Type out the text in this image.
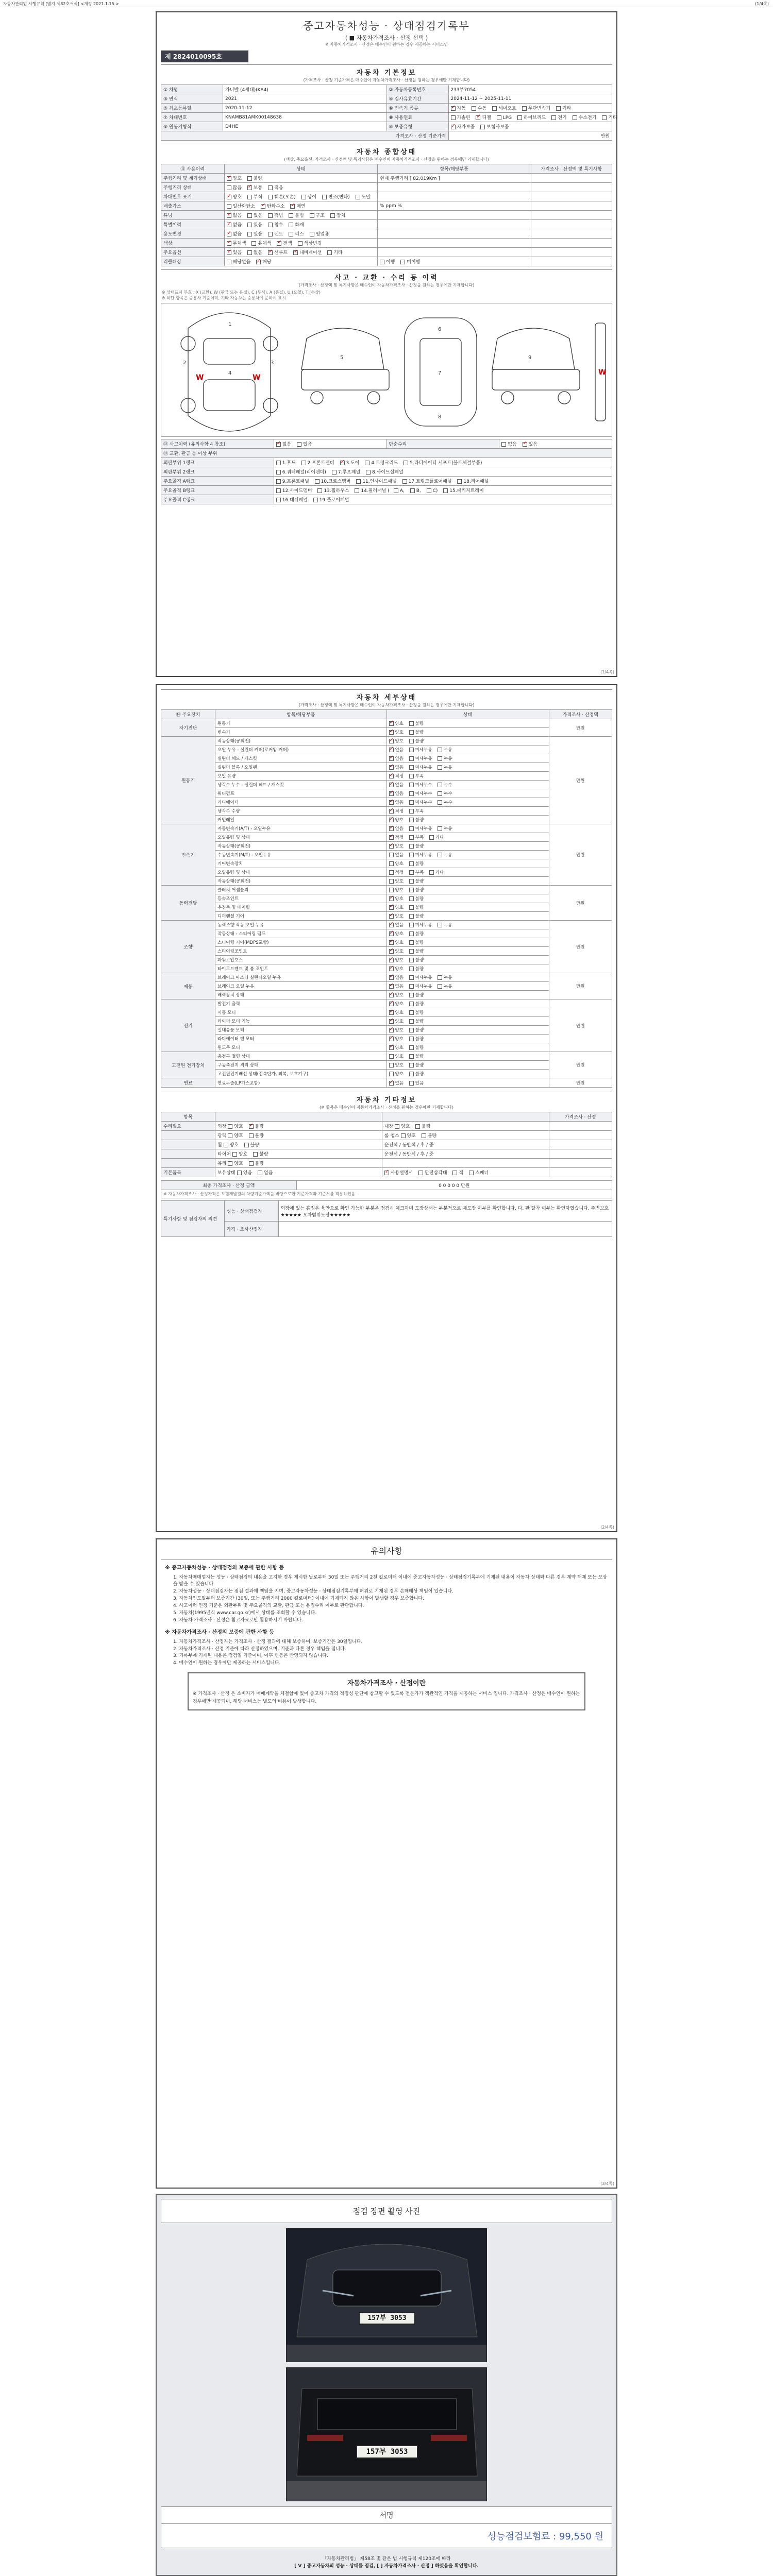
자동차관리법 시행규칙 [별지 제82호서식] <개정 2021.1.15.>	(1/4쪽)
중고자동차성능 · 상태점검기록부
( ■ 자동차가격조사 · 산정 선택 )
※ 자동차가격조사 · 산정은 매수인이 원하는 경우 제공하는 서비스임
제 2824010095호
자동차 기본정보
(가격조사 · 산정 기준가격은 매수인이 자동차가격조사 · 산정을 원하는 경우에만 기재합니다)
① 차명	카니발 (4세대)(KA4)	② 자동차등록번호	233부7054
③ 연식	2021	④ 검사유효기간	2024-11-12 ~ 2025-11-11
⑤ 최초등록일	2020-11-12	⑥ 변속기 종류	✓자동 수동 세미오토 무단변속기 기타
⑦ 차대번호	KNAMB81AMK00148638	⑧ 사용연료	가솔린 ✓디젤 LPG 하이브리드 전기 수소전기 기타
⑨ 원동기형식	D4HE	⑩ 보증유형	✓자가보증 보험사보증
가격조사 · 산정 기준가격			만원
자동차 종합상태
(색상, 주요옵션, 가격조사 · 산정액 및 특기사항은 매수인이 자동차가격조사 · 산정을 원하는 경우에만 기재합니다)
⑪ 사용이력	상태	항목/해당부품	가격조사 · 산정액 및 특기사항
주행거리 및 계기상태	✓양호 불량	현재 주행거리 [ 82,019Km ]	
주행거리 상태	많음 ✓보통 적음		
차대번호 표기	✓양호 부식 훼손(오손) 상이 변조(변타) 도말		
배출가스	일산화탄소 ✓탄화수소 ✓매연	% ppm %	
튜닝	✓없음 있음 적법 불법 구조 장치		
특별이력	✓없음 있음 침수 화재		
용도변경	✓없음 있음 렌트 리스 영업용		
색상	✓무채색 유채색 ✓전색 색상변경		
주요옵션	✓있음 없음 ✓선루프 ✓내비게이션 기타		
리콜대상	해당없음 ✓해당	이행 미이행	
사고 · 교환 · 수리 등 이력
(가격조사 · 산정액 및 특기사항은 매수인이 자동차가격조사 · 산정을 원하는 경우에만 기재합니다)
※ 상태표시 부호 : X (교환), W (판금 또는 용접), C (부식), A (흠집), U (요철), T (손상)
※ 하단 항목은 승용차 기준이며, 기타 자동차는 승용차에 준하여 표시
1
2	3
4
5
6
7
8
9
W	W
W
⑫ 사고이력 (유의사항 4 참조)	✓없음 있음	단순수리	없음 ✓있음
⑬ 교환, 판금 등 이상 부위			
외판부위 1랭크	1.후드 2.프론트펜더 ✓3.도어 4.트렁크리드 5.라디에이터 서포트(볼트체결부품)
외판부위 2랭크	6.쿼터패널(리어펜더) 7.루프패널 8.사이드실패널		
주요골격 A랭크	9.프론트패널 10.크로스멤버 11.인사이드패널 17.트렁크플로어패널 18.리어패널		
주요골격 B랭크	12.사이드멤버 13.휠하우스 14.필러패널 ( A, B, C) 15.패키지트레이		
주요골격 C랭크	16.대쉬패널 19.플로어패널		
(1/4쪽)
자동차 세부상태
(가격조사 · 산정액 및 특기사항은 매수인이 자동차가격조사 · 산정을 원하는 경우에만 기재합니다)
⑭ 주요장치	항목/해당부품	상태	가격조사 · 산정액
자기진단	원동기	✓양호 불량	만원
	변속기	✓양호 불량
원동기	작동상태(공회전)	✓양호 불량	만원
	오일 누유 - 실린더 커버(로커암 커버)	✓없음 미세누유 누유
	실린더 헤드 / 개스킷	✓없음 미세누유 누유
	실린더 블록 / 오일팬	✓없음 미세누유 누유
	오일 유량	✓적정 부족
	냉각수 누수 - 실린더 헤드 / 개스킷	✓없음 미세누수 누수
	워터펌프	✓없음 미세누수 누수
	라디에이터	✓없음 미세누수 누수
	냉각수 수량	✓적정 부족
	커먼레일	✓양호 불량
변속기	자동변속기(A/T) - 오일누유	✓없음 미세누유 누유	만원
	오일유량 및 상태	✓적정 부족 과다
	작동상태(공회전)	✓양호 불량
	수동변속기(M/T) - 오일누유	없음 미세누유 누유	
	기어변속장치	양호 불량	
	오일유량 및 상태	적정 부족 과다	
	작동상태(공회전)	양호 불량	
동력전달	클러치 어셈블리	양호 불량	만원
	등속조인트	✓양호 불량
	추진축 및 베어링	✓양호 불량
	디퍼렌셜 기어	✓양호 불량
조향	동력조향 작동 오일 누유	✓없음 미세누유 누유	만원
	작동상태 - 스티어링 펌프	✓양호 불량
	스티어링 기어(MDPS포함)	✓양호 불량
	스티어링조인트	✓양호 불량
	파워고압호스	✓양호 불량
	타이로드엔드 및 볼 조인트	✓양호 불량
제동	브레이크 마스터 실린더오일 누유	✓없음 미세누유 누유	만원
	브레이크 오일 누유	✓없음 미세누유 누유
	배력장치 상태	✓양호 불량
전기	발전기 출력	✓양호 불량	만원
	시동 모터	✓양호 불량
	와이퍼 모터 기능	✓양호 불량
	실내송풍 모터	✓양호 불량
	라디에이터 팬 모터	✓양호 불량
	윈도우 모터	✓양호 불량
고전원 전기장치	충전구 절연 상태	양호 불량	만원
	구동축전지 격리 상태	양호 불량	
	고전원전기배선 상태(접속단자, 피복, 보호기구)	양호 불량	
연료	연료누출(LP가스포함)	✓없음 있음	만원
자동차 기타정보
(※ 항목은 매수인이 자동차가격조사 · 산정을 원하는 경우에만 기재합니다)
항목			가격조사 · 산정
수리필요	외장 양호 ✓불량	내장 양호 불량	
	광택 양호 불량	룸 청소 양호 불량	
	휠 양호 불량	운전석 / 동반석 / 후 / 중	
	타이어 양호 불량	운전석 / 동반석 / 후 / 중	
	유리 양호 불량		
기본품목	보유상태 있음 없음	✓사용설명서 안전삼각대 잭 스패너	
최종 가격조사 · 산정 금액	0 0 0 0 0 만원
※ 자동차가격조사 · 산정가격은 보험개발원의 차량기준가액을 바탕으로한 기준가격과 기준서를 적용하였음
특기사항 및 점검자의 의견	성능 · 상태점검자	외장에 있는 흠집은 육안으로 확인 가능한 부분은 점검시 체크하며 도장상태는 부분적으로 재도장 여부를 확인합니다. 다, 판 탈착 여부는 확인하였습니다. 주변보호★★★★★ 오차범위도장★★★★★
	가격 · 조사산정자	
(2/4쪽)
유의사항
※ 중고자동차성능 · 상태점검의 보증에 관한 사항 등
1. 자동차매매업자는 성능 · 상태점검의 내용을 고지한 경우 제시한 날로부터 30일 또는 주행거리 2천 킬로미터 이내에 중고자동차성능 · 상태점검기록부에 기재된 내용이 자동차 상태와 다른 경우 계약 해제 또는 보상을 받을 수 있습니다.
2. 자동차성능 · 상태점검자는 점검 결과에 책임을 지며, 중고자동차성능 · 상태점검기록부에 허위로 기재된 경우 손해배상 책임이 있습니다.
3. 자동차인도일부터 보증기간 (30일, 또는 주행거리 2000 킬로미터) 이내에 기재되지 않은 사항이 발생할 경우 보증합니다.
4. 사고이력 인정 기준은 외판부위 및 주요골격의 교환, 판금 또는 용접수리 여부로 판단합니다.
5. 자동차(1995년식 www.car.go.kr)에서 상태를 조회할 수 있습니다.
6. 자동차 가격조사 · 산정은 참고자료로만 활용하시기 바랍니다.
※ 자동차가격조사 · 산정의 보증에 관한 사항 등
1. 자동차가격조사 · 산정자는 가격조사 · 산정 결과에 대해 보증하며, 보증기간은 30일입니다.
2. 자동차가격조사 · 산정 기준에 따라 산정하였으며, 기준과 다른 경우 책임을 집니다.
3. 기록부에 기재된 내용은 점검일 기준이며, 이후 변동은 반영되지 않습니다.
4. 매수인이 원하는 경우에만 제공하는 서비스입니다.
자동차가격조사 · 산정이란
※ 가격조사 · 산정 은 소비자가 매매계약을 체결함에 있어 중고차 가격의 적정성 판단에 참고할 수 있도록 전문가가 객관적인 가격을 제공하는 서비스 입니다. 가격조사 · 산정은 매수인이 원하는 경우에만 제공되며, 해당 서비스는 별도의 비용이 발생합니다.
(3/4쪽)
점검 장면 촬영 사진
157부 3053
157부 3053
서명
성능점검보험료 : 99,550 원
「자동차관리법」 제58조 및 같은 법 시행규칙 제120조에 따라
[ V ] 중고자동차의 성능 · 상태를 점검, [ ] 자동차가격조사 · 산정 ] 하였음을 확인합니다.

------------------------------------

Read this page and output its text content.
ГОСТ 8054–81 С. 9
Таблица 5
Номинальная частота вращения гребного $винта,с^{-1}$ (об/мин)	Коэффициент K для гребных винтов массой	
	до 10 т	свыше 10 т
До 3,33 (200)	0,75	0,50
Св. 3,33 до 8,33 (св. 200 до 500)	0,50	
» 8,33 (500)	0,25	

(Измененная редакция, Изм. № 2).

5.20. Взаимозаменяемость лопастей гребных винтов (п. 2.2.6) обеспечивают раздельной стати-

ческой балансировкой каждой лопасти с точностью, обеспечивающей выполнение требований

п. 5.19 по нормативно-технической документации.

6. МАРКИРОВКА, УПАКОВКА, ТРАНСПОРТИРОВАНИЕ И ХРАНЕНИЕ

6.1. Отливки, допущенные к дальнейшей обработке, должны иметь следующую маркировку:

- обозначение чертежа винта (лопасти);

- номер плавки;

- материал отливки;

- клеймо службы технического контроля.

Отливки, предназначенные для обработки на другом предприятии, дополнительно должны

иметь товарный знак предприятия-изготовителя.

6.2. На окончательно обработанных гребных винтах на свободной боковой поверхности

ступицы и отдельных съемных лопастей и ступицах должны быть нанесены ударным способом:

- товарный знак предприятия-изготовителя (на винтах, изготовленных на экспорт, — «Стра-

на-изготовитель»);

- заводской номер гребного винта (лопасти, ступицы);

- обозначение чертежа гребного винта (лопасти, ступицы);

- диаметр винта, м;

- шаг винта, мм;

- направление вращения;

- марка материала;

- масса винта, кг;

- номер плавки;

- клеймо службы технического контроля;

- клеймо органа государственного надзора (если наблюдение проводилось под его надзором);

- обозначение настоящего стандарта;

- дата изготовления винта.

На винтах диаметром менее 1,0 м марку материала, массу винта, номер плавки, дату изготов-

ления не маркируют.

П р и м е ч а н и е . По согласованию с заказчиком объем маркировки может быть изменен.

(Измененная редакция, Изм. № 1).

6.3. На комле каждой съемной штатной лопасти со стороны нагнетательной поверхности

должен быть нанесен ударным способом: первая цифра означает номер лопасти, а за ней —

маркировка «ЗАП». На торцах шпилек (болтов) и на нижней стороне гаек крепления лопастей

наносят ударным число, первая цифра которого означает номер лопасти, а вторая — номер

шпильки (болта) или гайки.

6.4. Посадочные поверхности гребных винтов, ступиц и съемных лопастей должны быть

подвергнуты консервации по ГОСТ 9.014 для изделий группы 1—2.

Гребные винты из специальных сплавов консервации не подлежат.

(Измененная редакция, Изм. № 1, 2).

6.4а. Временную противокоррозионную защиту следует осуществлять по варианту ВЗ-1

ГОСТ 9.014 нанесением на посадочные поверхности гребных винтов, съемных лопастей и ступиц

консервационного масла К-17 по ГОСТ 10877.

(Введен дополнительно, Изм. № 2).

------------------------------------

■ What is needed: Select and copy every line of the listing with the word "매수인이".

■ Output of the exercise:
※ 자동차가격조사 · 산정은 매수인이 원하는 경우 제공하는 서비스임
(가격조사 · 산정 기준가격은 매수인이 자동차가격조사 · 산정을 원하는 경우에만 기재합니다)
(색상, 주요옵션, 가격조사 · 산정액 및 특기사항은 매수인이 자동차가격조사 · 산정을 원하는 경우에만 기재합니다)
(가격조사 · 산정액 및 특기사항은 매수인이 자동차가격조사 · 산정을 원하는 경우에만 기재합니다)
(가격조사 · 산정액 및 특기사항은 매수인이 자동차가격조사 · 산정을 원하는 경우에만 기재합니다)
(※ 항목은 매수인이 자동차가격조사 · 산정을 원하는 경우에만 기재합니다)
4. 매수인이 원하는 경우에만 제공하는 서비스입니다.
※ 가격조사 · 산정 은 소비자가 매매계약을 체결함에 있어 중고차 가격의 적정성 판단에 참고할 수 있도록 전문가가 객관적인 가격을 제공하는 서비스 입니다. 가격조사 · 산정은 매수인이 원하는 경우에만 제공되며, 해당 서비스는 별도의 비용이 발생합니다.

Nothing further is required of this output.